WHAT IS REQUIRED ▸ Transcribe every one of the following lines precisely, character for character.

Dataset records:
-------

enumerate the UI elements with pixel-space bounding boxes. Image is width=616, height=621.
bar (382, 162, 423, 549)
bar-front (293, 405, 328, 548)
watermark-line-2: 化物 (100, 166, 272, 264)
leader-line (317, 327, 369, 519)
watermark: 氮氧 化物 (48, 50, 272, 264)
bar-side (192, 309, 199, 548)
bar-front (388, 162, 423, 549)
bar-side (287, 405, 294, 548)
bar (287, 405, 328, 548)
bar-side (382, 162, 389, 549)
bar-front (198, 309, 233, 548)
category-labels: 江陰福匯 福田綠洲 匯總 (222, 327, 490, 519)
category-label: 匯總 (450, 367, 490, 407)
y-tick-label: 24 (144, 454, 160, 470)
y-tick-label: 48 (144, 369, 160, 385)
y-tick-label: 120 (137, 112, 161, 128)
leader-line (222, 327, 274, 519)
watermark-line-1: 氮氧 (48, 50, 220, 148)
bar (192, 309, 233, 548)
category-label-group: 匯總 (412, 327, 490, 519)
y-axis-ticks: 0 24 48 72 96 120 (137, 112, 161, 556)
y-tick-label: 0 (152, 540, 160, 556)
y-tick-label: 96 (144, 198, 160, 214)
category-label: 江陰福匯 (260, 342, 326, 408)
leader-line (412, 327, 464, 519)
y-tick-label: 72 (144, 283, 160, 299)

-------

ANSWER TO THE EXERCISE ▸
enumerate the UI elements with pixel-space bounding boxes. Image is width=616, height=621.
bar (382, 162, 423, 549)
bar-front (293, 405, 328, 548)
watermark-line-2: 化物 (100, 166, 272, 264)
leader-line (317, 327, 369, 519)
watermark: 氮氧 化物 (48, 50, 272, 264)
bar-side (192, 309, 199, 548)
bar-front (388, 162, 423, 549)
bar-side (287, 405, 294, 548)
bar (287, 405, 328, 548)
bar-side (382, 162, 389, 549)
bar-front (198, 309, 233, 548)
category-labels: 江陰福匯 福田綠洲 匯總 (222, 327, 490, 519)
category-label: 匯總 (450, 367, 490, 407)
y-tick-label: 24 (144, 454, 160, 470)
y-tick-label: 48 (144, 369, 160, 385)
y-tick-label: 120 (137, 112, 161, 128)
leader-line (222, 327, 274, 519)
watermark-line-1: 氮氧 (48, 50, 220, 148)
bar (192, 309, 233, 548)
category-label-group: 匯總 (412, 327, 490, 519)
y-axis-ticks: 0 24 48 72 96 120 (137, 112, 161, 556)
y-tick-label: 0 (152, 540, 160, 556)
y-tick-label: 96 (144, 198, 160, 214)
category-label: 江陰福匯 (260, 342, 326, 408)
leader-line (412, 327, 464, 519)
y-tick-label: 72 (144, 283, 160, 299)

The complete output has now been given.